=== ARBEITSANWEISUNGEN ===
• 1. Bearbeiten Sie den Text zur US-Bankenpleite: Geben Sie alles von „US-Bankenpleite: Folgen für“ bis hinunter zu „den deutschen Einlagensicherungsfonds.“ wieder und setzen Sie dabei „Bankenkrise“ an die Stelle von „Finanzkrise“.
• 2. Fassen Sie den Text zur US-Bankenpleite in zwei Sätzen zusammen.

US-Bankenpleite: Folgen für den deutschen Einlagensicherungsfonds

Die Finanzkrise in Amerika weitet sich immer weiter aus. Sind ihr bereits einige kleinere Institute zum Opfer gefallen, musste am Sonntag, den 14. September 2008, auch die große Investmentbank Lehmann Brothers Insolvenz anmelden. Diese Insolvenz belastet aber nicht nur die amerikanische Wirtschaft sowie die Börsen der Welt, sondern auch den deutschen Einlagensicherungsfonds.

Der Einlagensicherungsfonds deutscher Banken ist eine Einrichtung, die die Einlagen deutscher Sparer schützen soll. Dem Einlagensicherungsfonds gehören viele deutsche Privatbanken an, darunter auch die Deutsche Bank, die Commerzbank sowie die Postbank. In Abhängigkeit ihrer Größe zahlen die Mitgliedsbanken Beiträge in den Fonds ein. Solle eines der Institute Insolvenz anmelden müssen, werden die Kundengelder durch den Fonds ausgezahlt, wodurch Verluste für Anleger ausgeschlossen sind.

Daten zur Erkennung der Dokumentstruktur
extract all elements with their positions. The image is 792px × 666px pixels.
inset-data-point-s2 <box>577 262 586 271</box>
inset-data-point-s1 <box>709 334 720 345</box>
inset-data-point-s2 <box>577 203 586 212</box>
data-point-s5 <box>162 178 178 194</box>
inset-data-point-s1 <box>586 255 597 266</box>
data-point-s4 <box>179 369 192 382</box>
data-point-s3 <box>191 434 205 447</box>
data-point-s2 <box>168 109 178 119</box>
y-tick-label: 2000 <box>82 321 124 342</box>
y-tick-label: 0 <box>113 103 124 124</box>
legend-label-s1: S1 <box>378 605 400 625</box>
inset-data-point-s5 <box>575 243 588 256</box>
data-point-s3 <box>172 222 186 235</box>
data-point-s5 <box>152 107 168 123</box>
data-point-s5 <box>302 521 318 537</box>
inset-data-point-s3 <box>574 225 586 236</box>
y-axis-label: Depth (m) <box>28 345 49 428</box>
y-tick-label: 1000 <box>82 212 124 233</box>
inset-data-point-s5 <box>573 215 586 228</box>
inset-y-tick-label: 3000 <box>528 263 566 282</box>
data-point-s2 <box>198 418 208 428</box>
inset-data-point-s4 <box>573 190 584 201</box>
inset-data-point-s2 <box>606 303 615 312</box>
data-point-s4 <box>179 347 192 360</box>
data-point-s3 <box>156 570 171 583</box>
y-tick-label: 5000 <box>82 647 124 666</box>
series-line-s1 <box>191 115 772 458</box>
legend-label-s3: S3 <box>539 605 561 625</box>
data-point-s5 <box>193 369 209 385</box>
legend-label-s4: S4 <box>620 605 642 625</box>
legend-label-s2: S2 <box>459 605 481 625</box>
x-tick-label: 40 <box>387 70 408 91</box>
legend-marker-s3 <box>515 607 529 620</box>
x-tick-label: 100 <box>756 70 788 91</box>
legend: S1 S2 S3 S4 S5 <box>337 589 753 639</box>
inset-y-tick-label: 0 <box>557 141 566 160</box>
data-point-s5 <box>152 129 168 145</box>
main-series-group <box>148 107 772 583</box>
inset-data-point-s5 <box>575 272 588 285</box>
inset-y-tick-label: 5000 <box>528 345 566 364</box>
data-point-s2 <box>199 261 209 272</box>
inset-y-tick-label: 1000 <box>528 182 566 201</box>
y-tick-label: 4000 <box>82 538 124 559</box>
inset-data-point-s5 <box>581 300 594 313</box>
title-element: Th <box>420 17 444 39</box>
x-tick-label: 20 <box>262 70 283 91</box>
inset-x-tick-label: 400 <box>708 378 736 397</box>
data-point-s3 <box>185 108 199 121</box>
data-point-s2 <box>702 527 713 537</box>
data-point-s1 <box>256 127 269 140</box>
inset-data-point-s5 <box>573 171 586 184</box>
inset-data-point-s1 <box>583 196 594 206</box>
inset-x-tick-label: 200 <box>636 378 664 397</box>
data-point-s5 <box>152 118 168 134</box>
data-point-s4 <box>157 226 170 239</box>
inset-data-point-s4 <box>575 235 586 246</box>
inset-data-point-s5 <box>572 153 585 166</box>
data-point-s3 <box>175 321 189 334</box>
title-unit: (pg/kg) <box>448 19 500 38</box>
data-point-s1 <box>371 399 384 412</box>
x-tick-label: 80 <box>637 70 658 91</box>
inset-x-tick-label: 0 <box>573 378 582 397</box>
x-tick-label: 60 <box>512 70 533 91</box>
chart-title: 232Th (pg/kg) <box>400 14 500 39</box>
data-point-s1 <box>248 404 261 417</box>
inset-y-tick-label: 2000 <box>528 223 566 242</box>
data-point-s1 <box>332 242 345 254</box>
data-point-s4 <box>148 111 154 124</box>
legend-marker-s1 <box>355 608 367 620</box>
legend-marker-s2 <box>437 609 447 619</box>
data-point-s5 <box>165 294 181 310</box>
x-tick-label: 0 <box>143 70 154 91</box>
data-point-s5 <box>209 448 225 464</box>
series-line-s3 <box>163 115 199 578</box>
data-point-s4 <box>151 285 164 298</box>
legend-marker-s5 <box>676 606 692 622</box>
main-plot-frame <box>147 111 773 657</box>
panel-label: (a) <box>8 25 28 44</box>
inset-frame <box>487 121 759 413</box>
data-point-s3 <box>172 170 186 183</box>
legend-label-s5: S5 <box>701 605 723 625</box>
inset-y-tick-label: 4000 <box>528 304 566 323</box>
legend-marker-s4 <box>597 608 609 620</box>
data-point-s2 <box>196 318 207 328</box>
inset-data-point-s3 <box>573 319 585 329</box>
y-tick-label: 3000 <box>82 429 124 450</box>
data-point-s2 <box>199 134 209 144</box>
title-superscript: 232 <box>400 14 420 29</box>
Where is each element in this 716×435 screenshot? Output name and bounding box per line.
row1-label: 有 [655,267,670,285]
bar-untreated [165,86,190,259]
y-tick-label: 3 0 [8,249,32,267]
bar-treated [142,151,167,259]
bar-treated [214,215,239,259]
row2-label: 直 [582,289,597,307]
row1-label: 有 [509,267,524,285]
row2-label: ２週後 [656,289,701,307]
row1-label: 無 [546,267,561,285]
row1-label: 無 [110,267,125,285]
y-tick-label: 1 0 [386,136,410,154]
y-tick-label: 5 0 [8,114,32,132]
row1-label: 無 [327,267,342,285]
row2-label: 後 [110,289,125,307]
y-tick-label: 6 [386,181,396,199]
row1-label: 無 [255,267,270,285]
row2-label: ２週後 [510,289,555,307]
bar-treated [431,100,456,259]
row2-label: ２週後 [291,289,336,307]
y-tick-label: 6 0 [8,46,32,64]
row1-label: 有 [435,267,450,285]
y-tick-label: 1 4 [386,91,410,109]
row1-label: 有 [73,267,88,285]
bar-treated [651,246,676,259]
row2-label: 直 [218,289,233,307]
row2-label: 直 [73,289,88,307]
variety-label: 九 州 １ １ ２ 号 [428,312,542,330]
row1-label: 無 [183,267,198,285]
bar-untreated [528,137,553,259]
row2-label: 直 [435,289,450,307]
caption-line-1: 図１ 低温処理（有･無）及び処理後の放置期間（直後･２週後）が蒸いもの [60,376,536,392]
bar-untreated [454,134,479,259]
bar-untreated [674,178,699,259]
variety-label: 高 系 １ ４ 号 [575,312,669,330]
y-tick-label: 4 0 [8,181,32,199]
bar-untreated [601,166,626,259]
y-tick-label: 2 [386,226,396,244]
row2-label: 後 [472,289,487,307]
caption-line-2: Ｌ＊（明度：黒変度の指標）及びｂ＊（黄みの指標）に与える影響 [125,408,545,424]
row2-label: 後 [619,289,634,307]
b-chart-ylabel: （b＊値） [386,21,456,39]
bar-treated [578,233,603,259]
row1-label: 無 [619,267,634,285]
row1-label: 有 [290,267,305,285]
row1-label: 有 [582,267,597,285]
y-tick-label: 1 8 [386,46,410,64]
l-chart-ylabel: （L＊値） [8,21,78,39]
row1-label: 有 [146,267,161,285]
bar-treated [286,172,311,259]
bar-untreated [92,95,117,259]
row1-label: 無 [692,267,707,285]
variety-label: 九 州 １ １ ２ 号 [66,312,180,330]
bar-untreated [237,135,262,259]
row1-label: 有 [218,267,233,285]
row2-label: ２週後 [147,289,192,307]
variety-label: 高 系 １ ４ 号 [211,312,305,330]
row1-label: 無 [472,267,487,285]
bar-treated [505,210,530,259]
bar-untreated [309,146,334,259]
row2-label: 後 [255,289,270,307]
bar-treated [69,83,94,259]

=== LÖSUNGEN ===
• 1.
US-Bankenpleite: Folgen für den deutschen Einlagensicherungsfonds

Die Bankenkrise in Amerika weitet sich immer weiter aus. Sind ihr bereits einige kleinere Institute zum Opfer gefallen, musste am Sonntag, den 14. September 2008, auch die große Investmentbank Lehmann Brothers Insolvenz anmelden. Diese Insolvenz belastet aber nicht nur die amerikanische Wirtschaft sowie die Börsen der Welt, sondern auch den deutschen Einlagensicherungsfonds.

• 2. Nach mehreren kleineren Instituten musste am 14. September 2008 auch eine große amerikanische Investmentbank Insolvenz anmelden, was neben der amerikanischen Wirtschaft und den Börsen der Welt auch den deutschen Einlagensicherungsfonds belastet. Dieser Fonds soll die Einlagen deutscher Sparer schützen: Ihm gehören viele deutsche Privatbanken an, darunter die Deutsche Bank, die Commerzbank und die Postbank, die je nach Größe Beiträge einzahlen, und bei der Insolvenz eines Instituts zahlt er die Kundengelder aus.